▶ _Entradas de origem_
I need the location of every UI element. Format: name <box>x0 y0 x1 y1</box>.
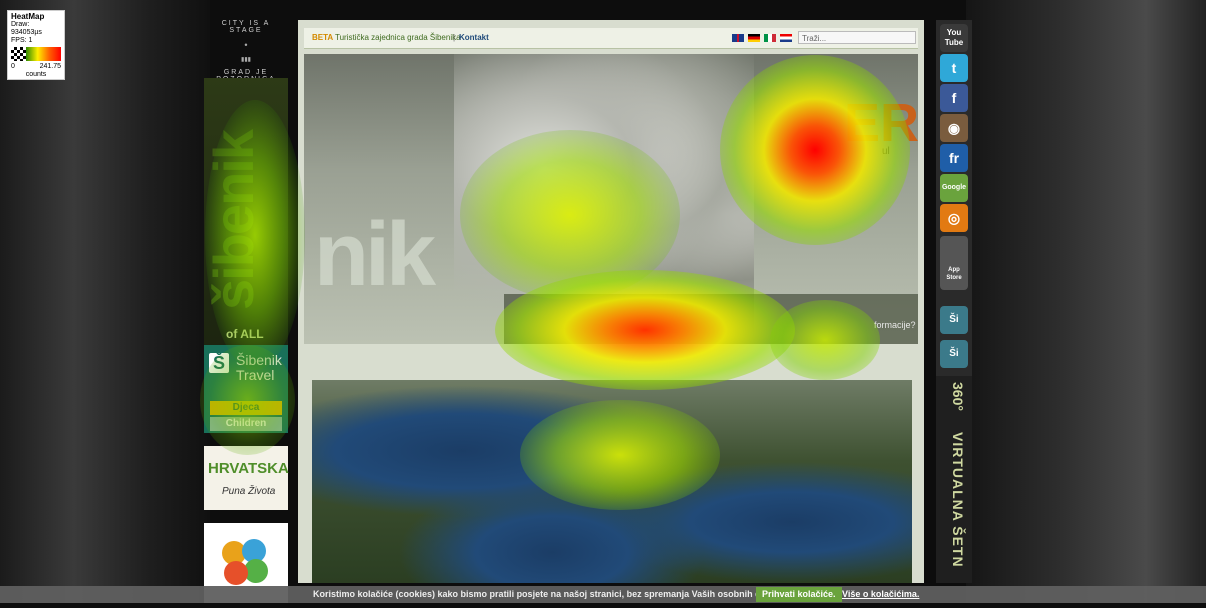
vertical-logo-banner[interactable]: šibenik of ALL <box>201 78 288 353</box>
background-left <box>0 0 210 603</box>
banner-headline: ER <box>844 93 918 153</box>
tagline-mark: ▮▮▮ <box>241 57 251 63</box>
travel-name: Šibenik Travel <box>236 352 282 383</box>
legend-max: 241.75 <box>39 63 61 70</box>
facebook-icon[interactable]: f <box>940 84 968 112</box>
flag-it-icon[interactable] <box>764 34 776 42</box>
hrvatska-brand: HRVATSKA <box>208 460 289 477</box>
legend-scale: 0 241.75 <box>11 63 61 71</box>
org-link[interactable]: Turistička zajednica grada Šibenika <box>335 28 461 48</box>
google-icon[interactable]: Google <box>940 174 968 202</box>
flag-uk-icon[interactable] <box>732 34 744 42</box>
s-logo-icon: Š <box>209 353 229 373</box>
header-separator: | <box>453 33 456 42</box>
search-input[interactable]: Traži... <box>798 31 916 44</box>
heatmap-legend: HeatMap Draw: 934053µs FPS: 1 0 241.75 c… <box>7 10 65 80</box>
app-link-2-icon[interactable]: Ši <box>940 340 968 368</box>
tagline-top: CITY IS A STAGE <box>221 20 271 34</box>
main-content: BETA Turistička zajednica grada Šibenika… <box>298 20 924 583</box>
virtual-walk-banner[interactable]: 360° VIRTUALNA ŠETN <box>936 376 972 583</box>
legend-color-bar <box>11 47 61 61</box>
hrvatska-motto: Puna Života <box>222 486 276 497</box>
cookies-info-link[interactable]: Više o kolačićima. <box>842 586 919 603</box>
banner-info-strip <box>504 294 918 344</box>
accept-cookies-button[interactable]: Prihvati kolačiće. <box>756 587 842 602</box>
app-store-icon[interactable]: App Store <box>940 236 968 290</box>
hero-banner[interactable]: nik ER ul formacije? <box>304 54 918 344</box>
legend-title: HeatMap <box>11 12 45 21</box>
target-icon[interactable]: ◎ <box>940 204 968 232</box>
twitter-icon[interactable]: t <box>940 54 968 82</box>
aerial-photo[interactable] <box>312 380 912 583</box>
flag-de-icon[interactable] <box>748 34 760 42</box>
legend-unit: counts <box>25 71 47 78</box>
logo-word: šibenik <box>201 131 265 310</box>
logo-suffix: of ALL <box>226 327 264 341</box>
legend-draw-time: Draw: 934053µs <box>11 21 42 36</box>
header-bar: BETA Turistička zajednica grada Šibenika… <box>304 28 918 49</box>
contact-link[interactable]: Kontakt <box>459 28 489 48</box>
virtual-walk-360: 360° <box>950 382 966 411</box>
flag-hr-icon[interactable] <box>780 34 792 42</box>
background-right <box>966 0 1206 603</box>
travel-sub-children-hr: Djeca <box>210 401 282 415</box>
language-flags <box>732 34 792 42</box>
legend-min: 0 <box>11 63 15 70</box>
left-column: CITY IS A STAGE • ▮▮▮ GRAD JE POZORNICA … <box>201 18 289 603</box>
banner-side-text: ul <box>882 146 890 157</box>
cookie-message: Koristimo kolačiće (cookies) kako bismo … <box>313 589 787 599</box>
banner-logo: nik <box>314 205 436 305</box>
sibenik-travel-tile[interactable]: Š Šibenik Travel Djeca Children <box>204 345 288 433</box>
tagline-dot: • <box>244 40 248 50</box>
cookie-bar: Koristimo kolačiće (cookies) kako bismo … <box>0 586 1206 603</box>
hrvatska-tile[interactable]: HRVATSKA Puna Života <box>204 446 289 510</box>
legend-fps: FPS: 1 <box>11 37 33 44</box>
virtual-walk-text: VIRTUALNA ŠETN <box>950 432 966 568</box>
flickr-icon[interactable]: fr <box>940 144 968 172</box>
app-link-1-icon[interactable]: Ši <box>940 306 968 334</box>
beta-label: BETA <box>312 33 334 42</box>
travel-sub-children-en: Children <box>210 417 282 431</box>
youtube-icon[interactable]: You Tube <box>940 24 968 52</box>
banner-info-link[interactable]: formacije? <box>874 320 916 330</box>
instagram-icon[interactable]: ◉ <box>940 114 968 142</box>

▶ _Descrição do exercício_
Por favor, extraia sem nenhuma alteração o trecho das entradas que começa na linha que contém "vertical-logo-banner[interactable]: šibenik of" e termina na linha que contém "legend-scale: 0 241.75 <box>11 63 61 71</box>", com as duas linhas incluídas.

▶ _Solução do exercício_
vertical-logo-banner[interactable]: šibenik of ALL <box>201 78 288 353</box>
background-left <box>0 0 210 603</box>
banner-headline: ER <box>844 93 918 153</box>
tagline-mark: ▮▮▮ <box>241 57 251 63</box>
travel-name: Šibenik Travel <box>236 352 282 383</box>
legend-max: 241.75 <box>39 63 61 70</box>
facebook-icon[interactable]: f <box>940 84 968 112</box>
flag-it-icon[interactable] <box>764 34 776 42</box>
hrvatska-brand: HRVATSKA <box>208 460 289 477</box>
legend-scale: 0 241.75 <box>11 63 61 71</box>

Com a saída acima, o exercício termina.